**** RECORDS SUPPLIED

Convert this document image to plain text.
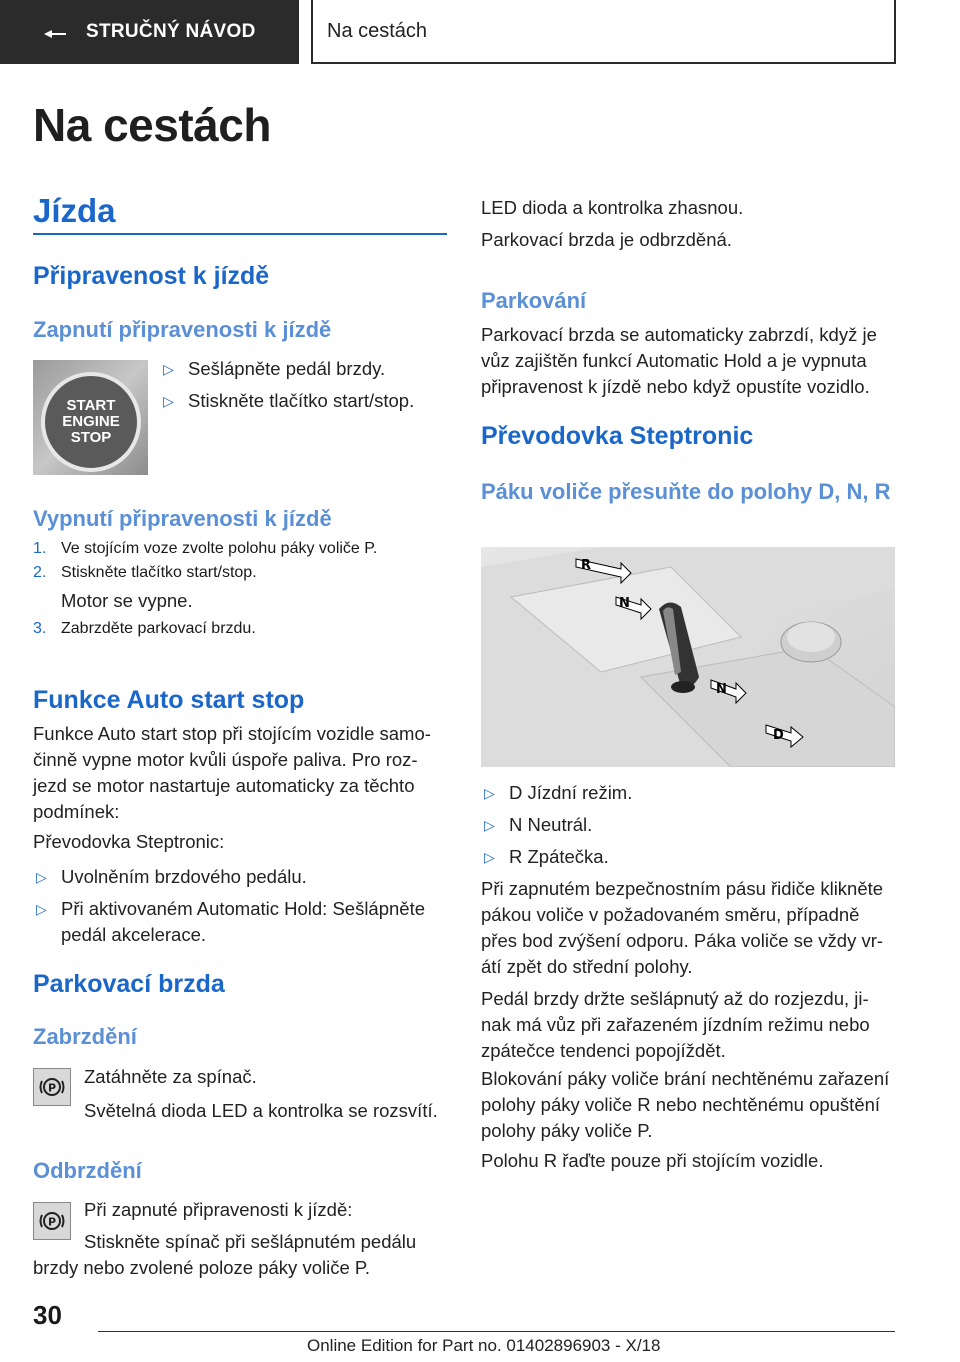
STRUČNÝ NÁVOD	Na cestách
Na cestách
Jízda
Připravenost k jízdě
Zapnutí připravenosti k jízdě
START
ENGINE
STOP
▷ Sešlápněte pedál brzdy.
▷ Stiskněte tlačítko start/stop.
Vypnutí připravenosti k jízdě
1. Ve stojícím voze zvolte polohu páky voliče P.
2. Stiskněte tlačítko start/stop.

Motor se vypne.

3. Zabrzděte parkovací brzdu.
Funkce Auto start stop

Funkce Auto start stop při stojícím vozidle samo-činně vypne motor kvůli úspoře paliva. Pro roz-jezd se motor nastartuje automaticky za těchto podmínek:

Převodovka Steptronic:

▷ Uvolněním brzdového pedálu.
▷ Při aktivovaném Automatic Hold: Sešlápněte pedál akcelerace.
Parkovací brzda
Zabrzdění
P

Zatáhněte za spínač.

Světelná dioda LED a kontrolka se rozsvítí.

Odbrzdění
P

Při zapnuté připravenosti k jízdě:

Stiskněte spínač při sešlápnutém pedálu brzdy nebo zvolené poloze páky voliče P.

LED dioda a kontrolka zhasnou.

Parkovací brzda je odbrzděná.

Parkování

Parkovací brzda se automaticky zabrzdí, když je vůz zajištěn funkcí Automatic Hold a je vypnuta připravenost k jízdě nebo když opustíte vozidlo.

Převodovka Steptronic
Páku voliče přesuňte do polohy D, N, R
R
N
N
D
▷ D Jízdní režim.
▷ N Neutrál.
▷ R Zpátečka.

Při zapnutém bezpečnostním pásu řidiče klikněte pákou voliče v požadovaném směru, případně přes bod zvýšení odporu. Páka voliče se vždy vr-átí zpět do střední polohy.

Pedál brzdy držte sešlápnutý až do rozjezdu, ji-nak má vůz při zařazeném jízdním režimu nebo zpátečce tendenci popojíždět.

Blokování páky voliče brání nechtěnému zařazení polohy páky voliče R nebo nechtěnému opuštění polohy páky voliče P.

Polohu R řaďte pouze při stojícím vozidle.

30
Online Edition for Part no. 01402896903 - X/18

********

▸ WHAT IS REQUIRED
Write out every record above exactly as it stands, but leave out the pictures.

▸ EXERCISE RESULT
Convert this document image to plain text.
STRUČNÝ NÁVOD	Na cestách
Na cestách
Jízda
Připravenost k jízdě
Zapnutí připravenosti k jízdě
START
ENGINE
STOP
▷ Sešlápněte pedál brzdy.
▷ Stiskněte tlačítko start/stop.
Vypnutí připravenosti k jízdě
1. Ve stojícím voze zvolte polohu páky voliče P.
2. Stiskněte tlačítko start/stop.

Motor se vypne.

3. Zabrzděte parkovací brzdu.
Funkce Auto start stop

Funkce Auto start stop při stojícím vozidle samo-činně vypne motor kvůli úspoře paliva. Pro roz-jezd se motor nastartuje automaticky za těchto podmínek:

Převodovka Steptronic:

▷ Uvolněním brzdového pedálu.
▷ Při aktivovaném Automatic Hold: Sešlápněte pedál akcelerace.
Parkovací brzda
Zabrzdění
P

Zatáhněte za spínač.

Světelná dioda LED a kontrolka se rozsvítí.

Odbrzdění
P

Při zapnuté připravenosti k jízdě:

Stiskněte spínač při sešlápnutém pedálu brzdy nebo zvolené poloze páky voliče P.

LED dioda a kontrolka zhasnou.

Parkovací brzda je odbrzděná.

Parkování

Parkovací brzda se automaticky zabrzdí, když je vůz zajištěn funkcí Automatic Hold a je vypnuta připravenost k jízdě nebo když opustíte vozidlo.

Převodovka Steptronic
Páku voliče přesuňte do polohy D, N, R
R
N
N
D
▷ D Jízdní režim.
▷ N Neutrál.
▷ R Zpátečka.

Při zapnutém bezpečnostním pásu řidiče klikněte pákou voliče v požadovaném směru, případně přes bod zvýšení odporu. Páka voliče se vždy vr-átí zpět do střední polohy.

Pedál brzdy držte sešlápnutý až do rozjezdu, ji-nak má vůz při zařazeném jízdním režimu nebo zpátečce tendenci popojíždět.

Blokování páky voliče brání nechtěnému zařazení polohy páky voliče R nebo nechtěnému opuštění polohy páky voliče P.

Polohu R řaďte pouze při stojícím vozidle.

30
Online Edition for Part no. 01402896903 - X/18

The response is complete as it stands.